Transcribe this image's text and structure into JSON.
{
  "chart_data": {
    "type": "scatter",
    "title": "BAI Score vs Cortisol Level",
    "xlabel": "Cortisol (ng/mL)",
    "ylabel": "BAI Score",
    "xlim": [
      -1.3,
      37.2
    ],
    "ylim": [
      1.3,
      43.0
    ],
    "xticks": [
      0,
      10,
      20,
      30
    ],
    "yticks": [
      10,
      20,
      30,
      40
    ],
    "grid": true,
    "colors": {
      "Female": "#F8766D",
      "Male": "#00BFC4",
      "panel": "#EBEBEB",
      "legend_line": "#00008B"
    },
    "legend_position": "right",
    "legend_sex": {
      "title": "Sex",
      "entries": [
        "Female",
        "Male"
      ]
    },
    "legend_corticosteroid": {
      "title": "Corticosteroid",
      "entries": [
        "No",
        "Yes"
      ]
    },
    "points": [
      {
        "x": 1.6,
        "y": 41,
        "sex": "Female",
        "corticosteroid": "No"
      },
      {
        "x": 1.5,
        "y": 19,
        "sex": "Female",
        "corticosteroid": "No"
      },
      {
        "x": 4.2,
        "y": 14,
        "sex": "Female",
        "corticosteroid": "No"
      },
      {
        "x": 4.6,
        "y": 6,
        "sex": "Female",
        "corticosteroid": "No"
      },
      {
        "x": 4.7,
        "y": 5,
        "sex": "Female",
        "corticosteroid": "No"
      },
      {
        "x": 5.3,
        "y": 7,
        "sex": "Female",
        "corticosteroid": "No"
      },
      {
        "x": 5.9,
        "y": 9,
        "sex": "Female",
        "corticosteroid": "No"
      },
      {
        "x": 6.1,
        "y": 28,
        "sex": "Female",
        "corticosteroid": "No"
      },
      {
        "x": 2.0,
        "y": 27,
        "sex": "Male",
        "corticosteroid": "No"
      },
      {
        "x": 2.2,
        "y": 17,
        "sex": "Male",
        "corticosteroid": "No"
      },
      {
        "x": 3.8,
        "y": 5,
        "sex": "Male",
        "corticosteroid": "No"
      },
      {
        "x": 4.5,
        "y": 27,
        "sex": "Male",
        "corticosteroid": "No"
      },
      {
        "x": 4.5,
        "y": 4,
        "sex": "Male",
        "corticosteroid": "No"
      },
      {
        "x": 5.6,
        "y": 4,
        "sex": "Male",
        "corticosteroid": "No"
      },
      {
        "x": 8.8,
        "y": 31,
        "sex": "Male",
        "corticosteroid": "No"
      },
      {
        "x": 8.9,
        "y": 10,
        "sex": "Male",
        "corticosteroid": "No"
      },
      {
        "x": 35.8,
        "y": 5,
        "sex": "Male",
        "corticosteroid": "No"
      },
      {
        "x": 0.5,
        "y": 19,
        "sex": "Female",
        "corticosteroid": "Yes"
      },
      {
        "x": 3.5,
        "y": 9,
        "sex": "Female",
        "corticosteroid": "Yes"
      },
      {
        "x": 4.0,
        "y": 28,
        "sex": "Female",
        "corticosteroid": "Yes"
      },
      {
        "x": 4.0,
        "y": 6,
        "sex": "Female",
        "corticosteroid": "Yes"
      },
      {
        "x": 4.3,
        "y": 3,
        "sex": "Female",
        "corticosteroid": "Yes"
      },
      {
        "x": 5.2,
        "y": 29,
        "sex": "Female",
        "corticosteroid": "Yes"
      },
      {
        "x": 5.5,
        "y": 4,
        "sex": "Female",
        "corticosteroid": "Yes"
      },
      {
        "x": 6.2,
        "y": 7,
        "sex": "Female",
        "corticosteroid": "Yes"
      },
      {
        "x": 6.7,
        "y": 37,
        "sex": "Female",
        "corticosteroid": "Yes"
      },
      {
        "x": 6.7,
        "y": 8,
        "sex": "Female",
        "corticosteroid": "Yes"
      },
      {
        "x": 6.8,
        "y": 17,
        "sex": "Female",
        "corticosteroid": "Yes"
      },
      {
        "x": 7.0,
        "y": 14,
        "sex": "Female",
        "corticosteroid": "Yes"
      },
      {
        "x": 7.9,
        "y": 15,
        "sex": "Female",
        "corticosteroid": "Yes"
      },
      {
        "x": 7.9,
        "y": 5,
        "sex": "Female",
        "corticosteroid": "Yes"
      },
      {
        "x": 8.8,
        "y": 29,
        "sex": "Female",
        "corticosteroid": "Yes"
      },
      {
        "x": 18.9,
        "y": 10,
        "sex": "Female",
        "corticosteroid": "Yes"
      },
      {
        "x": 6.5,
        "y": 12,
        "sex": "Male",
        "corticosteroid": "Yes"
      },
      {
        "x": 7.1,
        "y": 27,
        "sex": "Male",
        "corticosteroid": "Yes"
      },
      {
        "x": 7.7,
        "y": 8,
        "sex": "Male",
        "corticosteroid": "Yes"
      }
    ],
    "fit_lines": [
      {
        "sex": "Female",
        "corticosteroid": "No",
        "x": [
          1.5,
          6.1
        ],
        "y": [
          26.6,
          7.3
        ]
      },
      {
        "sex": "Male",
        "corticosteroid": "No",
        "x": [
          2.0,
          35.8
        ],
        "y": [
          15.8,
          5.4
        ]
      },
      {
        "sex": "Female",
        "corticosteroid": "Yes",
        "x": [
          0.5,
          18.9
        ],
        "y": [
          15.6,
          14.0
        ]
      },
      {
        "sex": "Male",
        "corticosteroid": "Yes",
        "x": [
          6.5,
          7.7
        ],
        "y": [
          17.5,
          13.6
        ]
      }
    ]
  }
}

• _Task_
Your task is to repeat every entry exactly.

• _Written solution_
Transcribe this image's text and structure into JSON.
{
  "chart_data": {
    "type": "scatter",
    "title": "BAI Score vs Cortisol Level",
    "xlabel": "Cortisol (ng/mL)",
    "ylabel": "BAI Score",
    "xlim": [
      -1.3,
      37.2
    ],
    "ylim": [
      1.3,
      43.0
    ],
    "xticks": [
      0,
      10,
      20,
      30
    ],
    "yticks": [
      10,
      20,
      30,
      40
    ],
    "grid": true,
    "colors": {
      "Female": "#F8766D",
      "Male": "#00BFC4",
      "panel": "#EBEBEB",
      "legend_line": "#00008B"
    },
    "legend_position": "right",
    "legend_sex": {
      "title": "Sex",
      "entries": [
        "Female",
        "Male"
      ]
    },
    "legend_corticosteroid": {
      "title": "Corticosteroid",
      "entries": [
        "No",
        "Yes"
      ]
    },
    "points": [
      {
        "x": 1.6,
        "y": 41,
        "sex": "Female",
        "corticosteroid": "No"
      },
      {
        "x": 1.5,
        "y": 19,
        "sex": "Female",
        "corticosteroid": "No"
      },
      {
        "x": 4.2,
        "y": 14,
        "sex": "Female",
        "corticosteroid": "No"
      },
      {
        "x": 4.6,
        "y": 6,
        "sex": "Female",
        "corticosteroid": "No"
      },
      {
        "x": 4.7,
        "y": 5,
        "sex": "Female",
        "corticosteroid": "No"
      },
      {
        "x": 5.3,
        "y": 7,
        "sex": "Female",
        "corticosteroid": "No"
      },
      {
        "x": 5.9,
        "y": 9,
        "sex": "Female",
        "corticosteroid": "No"
      },
      {
        "x": 6.1,
        "y": 28,
        "sex": "Female",
        "corticosteroid": "No"
      },
      {
        "x": 2.0,
        "y": 27,
        "sex": "Male",
        "corticosteroid": "No"
      },
      {
        "x": 2.2,
        "y": 17,
        "sex": "Male",
        "corticosteroid": "No"
      },
      {
        "x": 3.8,
        "y": 5,
        "sex": "Male",
        "corticosteroid": "No"
      },
      {
        "x": 4.5,
        "y": 27,
        "sex": "Male",
        "corticosteroid": "No"
      },
      {
        "x": 4.5,
        "y": 4,
        "sex": "Male",
        "corticosteroid": "No"
      },
      {
        "x": 5.6,
        "y": 4,
        "sex": "Male",
        "corticosteroid": "No"
      },
      {
        "x": 8.8,
        "y": 31,
        "sex": "Male",
        "corticosteroid": "No"
      },
      {
        "x": 8.9,
        "y": 10,
        "sex": "Male",
        "corticosteroid": "No"
      },
      {
        "x": 35.8,
        "y": 5,
        "sex": "Male",
        "corticosteroid": "No"
      },
      {
        "x": 0.5,
        "y": 19,
        "sex": "Female",
        "corticosteroid": "Yes"
      },
      {
        "x": 3.5,
        "y": 9,
        "sex": "Female",
        "corticosteroid": "Yes"
      },
      {
        "x": 4.0,
        "y": 28,
        "sex": "Female",
        "corticosteroid": "Yes"
      },
      {
        "x": 4.0,
        "y": 6,
        "sex": "Female",
        "corticosteroid": "Yes"
      },
      {
        "x": 4.3,
        "y": 3,
        "sex": "Female",
        "corticosteroid": "Yes"
      },
      {
        "x": 5.2,
        "y": 29,
        "sex": "Female",
        "corticosteroid": "Yes"
      },
      {
        "x": 5.5,
        "y": 4,
        "sex": "Female",
        "corticosteroid": "Yes"
      },
      {
        "x": 6.2,
        "y": 7,
        "sex": "Female",
        "corticosteroid": "Yes"
      },
      {
        "x": 6.7,
        "y": 37,
        "sex": "Female",
        "corticosteroid": "Yes"
      },
      {
        "x": 6.7,
        "y": 8,
        "sex": "Female",
        "corticosteroid": "Yes"
      },
      {
        "x": 6.8,
        "y": 17,
        "sex": "Female",
        "corticosteroid": "Yes"
      },
      {
        "x": 7.0,
        "y": 14,
        "sex": "Female",
        "corticosteroid": "Yes"
      },
      {
        "x": 7.9,
        "y": 15,
        "sex": "Female",
        "corticosteroid": "Yes"
      },
      {
        "x": 7.9,
        "y": 5,
        "sex": "Female",
        "corticosteroid": "Yes"
      },
      {
        "x": 8.8,
        "y": 29,
        "sex": "Female",
        "corticosteroid": "Yes"
      },
      {
        "x": 18.9,
        "y": 10,
        "sex": "Female",
        "corticosteroid": "Yes"
      },
      {
        "x": 6.5,
        "y": 12,
        "sex": "Male",
        "corticosteroid": "Yes"
      },
      {
        "x": 7.1,
        "y": 27,
        "sex": "Male",
        "corticosteroid": "Yes"
      },
      {
        "x": 7.7,
        "y": 8,
        "sex": "Male",
        "corticosteroid": "Yes"
      }
    ],
    "fit_lines": [
      {
        "sex": "Female",
        "corticosteroid": "No",
        "x": [
          1.5,
          6.1
        ],
        "y": [
          26.6,
          7.3
        ]
      },
      {
        "sex": "Male",
        "corticosteroid": "No",
        "x": [
          2.0,
          35.8
        ],
        "y": [
          15.8,
          5.4
        ]
      },
      {
        "sex": "Female",
        "corticosteroid": "Yes",
        "x": [
          0.5,
          18.9
        ],
        "y": [
          15.6,
          14.0
        ]
      },
      {
        "sex": "Male",
        "corticosteroid": "Yes",
        "x": [
          6.5,
          7.7
        ],
        "y": [
          17.5,
          13.6
        ]
      }
    ]
  }
}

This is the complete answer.